Collection entries:

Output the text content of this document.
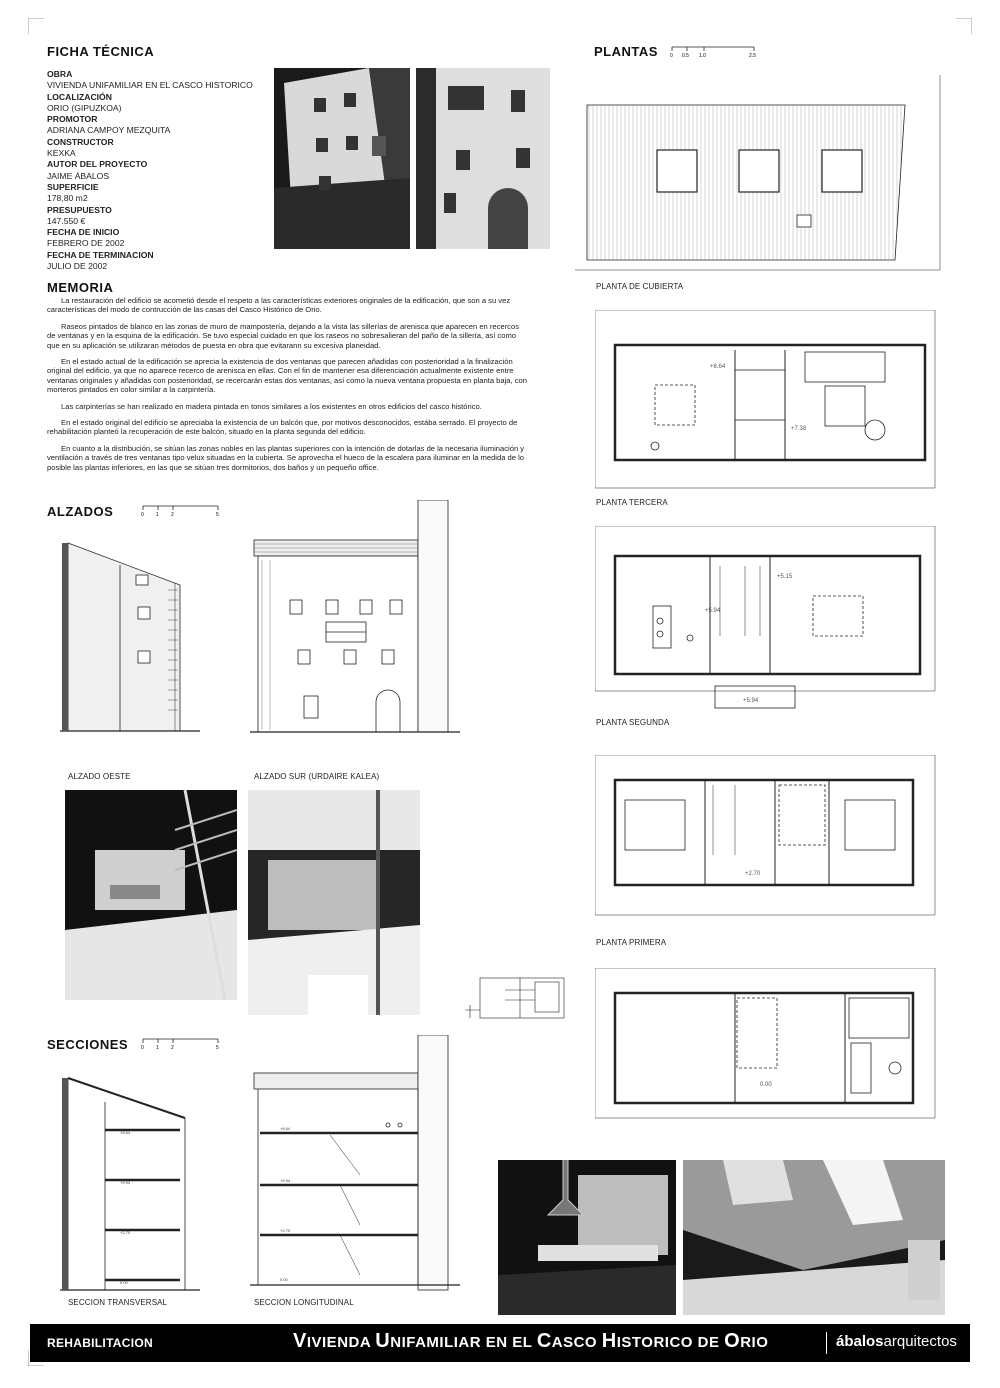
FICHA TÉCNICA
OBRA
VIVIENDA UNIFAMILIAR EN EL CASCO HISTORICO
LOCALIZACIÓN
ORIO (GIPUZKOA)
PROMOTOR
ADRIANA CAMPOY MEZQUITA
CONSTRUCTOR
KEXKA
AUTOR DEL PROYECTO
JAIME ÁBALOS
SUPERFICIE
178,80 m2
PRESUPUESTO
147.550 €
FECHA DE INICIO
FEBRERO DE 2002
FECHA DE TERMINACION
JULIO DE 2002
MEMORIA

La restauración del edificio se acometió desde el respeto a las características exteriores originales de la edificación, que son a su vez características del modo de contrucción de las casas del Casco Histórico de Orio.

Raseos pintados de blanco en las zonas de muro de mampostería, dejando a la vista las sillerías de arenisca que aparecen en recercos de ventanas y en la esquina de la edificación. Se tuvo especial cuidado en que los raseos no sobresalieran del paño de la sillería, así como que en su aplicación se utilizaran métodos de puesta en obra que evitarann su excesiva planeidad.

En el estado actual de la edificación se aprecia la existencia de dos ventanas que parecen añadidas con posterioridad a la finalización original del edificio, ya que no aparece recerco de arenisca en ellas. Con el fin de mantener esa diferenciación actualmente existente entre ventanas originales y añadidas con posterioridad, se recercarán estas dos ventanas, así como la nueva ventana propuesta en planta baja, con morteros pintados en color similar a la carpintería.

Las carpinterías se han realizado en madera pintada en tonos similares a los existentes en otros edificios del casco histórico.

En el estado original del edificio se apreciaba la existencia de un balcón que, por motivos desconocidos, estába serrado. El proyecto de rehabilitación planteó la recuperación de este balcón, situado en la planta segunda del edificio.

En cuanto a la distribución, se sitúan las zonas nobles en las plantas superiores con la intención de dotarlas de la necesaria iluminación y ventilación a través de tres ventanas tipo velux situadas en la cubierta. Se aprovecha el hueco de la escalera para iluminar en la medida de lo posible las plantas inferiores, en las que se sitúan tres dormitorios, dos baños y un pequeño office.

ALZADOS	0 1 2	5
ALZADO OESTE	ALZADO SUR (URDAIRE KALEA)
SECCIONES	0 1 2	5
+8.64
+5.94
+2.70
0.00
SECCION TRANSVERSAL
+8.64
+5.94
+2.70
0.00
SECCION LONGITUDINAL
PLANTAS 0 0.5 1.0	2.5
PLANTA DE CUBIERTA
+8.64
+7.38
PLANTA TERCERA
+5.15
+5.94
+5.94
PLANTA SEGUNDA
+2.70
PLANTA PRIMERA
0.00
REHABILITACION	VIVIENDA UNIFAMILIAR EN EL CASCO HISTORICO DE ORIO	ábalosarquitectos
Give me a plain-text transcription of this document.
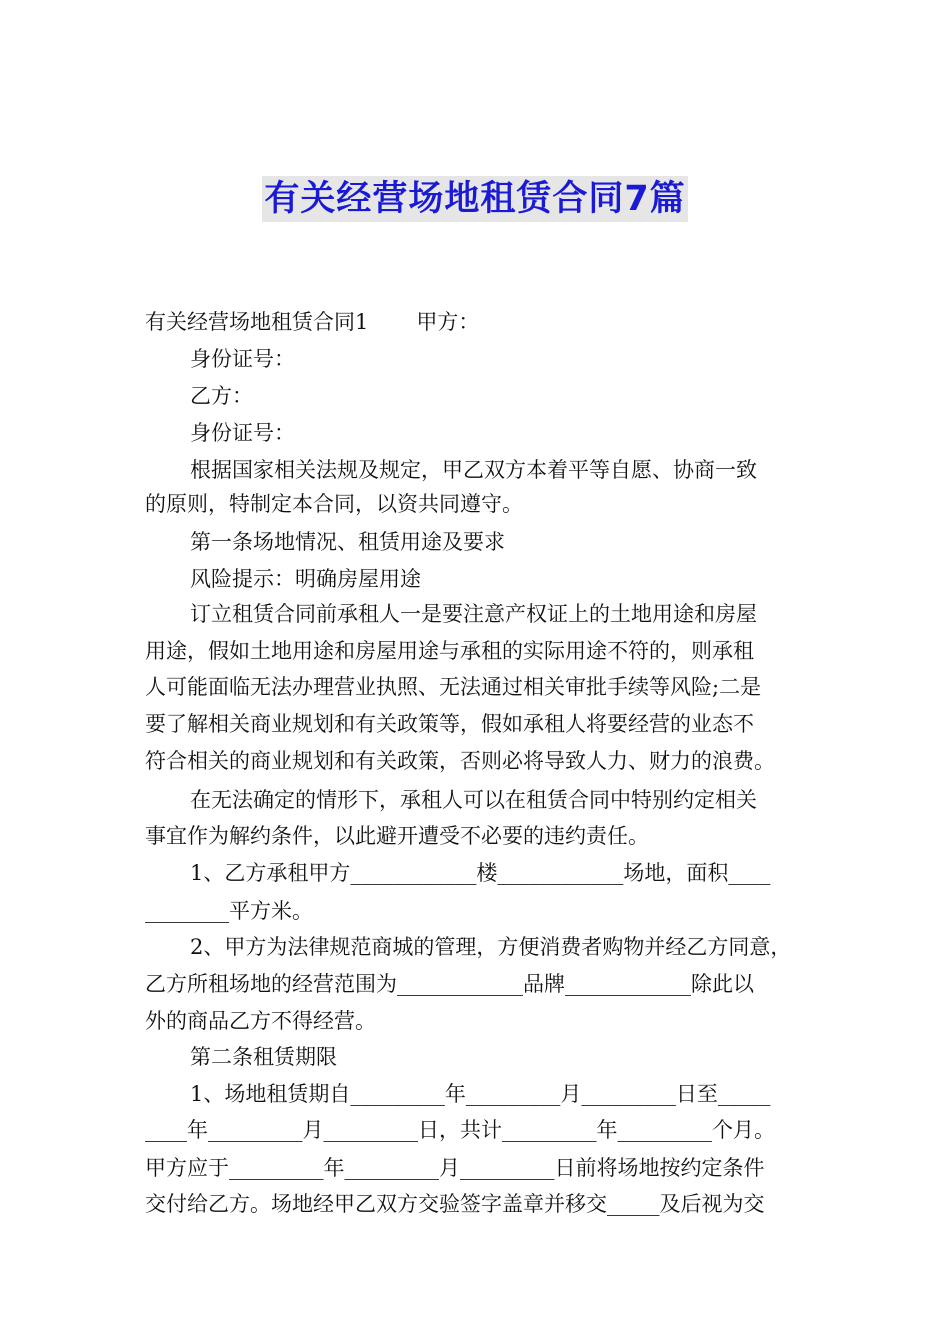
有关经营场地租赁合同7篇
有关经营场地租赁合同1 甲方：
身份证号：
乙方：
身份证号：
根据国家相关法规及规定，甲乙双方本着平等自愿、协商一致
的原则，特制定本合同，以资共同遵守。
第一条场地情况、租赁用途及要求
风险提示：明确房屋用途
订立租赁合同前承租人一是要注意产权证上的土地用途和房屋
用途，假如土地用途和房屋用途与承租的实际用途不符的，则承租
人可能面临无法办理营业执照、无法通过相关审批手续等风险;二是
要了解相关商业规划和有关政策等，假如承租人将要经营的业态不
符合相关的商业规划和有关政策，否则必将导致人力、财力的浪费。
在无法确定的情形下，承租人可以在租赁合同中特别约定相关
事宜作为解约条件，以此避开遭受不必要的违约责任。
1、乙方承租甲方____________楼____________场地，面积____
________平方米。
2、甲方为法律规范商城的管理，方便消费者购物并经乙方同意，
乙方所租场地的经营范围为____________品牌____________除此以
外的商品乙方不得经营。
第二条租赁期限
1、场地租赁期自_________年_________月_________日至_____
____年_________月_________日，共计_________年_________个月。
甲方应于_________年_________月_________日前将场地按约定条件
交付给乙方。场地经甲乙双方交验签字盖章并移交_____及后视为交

* Task directions: In the records above, find each line with the word "VIVIENDA" and copy it.

* Solution:
VIVIENDA UNIFAMILIAR EN EL CASCO HISTORICO
REHABILITACION	VIVIENDA UNIFAMILIAR EN EL CASCO HISTORICO DE ORIO	ábalosarquitectos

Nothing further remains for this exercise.